Tally the lines of the data that include the word "sulla" and state the total, nothing else.

◆ ◆ ◆ ◆

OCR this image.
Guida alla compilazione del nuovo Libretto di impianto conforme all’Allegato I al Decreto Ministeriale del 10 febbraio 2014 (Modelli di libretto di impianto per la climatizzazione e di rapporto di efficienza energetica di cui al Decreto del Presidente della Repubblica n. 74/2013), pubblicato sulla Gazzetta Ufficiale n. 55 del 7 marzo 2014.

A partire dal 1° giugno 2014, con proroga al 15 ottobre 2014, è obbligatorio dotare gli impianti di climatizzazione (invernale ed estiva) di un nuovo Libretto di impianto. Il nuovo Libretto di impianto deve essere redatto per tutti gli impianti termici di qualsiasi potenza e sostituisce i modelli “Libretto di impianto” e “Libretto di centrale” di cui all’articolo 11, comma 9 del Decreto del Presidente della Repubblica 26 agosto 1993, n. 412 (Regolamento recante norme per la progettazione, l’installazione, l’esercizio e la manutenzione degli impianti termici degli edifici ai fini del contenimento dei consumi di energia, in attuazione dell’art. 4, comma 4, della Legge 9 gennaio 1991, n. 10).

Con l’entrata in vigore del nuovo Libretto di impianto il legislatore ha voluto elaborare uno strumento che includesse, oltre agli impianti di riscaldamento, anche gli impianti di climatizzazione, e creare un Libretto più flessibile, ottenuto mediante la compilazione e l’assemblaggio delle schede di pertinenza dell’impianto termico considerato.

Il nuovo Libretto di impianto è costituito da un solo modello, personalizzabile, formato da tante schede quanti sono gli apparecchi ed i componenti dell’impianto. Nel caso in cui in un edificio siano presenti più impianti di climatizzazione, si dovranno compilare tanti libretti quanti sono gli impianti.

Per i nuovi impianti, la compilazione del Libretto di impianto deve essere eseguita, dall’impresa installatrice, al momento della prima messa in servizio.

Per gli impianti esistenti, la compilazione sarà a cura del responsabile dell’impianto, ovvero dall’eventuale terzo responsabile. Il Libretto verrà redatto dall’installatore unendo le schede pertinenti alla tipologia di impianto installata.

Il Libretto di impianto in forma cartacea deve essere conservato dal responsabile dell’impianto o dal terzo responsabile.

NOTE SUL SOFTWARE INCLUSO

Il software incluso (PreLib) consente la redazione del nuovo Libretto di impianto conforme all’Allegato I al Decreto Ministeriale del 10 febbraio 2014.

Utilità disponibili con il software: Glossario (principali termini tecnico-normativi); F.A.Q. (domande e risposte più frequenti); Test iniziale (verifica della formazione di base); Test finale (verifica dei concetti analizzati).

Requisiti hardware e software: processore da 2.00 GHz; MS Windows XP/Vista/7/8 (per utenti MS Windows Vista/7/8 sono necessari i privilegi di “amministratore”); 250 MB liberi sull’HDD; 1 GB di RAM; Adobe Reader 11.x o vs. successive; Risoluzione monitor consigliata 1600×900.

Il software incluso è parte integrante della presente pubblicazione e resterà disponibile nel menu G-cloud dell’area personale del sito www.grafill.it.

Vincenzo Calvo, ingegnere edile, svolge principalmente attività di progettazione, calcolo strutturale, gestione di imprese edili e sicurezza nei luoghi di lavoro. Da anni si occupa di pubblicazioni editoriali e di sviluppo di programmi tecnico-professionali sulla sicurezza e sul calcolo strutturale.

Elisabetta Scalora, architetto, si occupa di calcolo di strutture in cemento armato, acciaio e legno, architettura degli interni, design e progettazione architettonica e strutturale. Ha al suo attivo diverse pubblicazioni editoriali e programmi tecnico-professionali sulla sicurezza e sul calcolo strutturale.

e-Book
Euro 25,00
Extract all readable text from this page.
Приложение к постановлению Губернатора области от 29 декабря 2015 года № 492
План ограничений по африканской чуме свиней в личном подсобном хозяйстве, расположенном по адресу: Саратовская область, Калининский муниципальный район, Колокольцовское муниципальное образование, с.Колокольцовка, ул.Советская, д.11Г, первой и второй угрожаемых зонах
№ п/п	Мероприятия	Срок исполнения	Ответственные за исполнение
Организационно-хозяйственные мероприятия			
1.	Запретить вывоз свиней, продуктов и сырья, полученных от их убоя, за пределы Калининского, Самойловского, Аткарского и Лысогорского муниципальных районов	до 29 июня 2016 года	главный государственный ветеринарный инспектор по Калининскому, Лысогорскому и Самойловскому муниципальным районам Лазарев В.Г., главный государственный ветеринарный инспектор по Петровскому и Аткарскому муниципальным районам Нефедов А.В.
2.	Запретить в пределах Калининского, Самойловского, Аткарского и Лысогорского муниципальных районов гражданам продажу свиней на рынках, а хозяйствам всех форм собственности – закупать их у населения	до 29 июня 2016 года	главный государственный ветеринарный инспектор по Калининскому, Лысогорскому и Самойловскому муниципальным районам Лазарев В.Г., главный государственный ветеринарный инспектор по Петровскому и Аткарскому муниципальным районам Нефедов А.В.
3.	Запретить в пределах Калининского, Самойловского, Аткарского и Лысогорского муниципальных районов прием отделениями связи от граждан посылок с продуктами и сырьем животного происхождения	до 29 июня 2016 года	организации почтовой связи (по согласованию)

◆ ◆ ◆ ◆

▶ **In response**: 3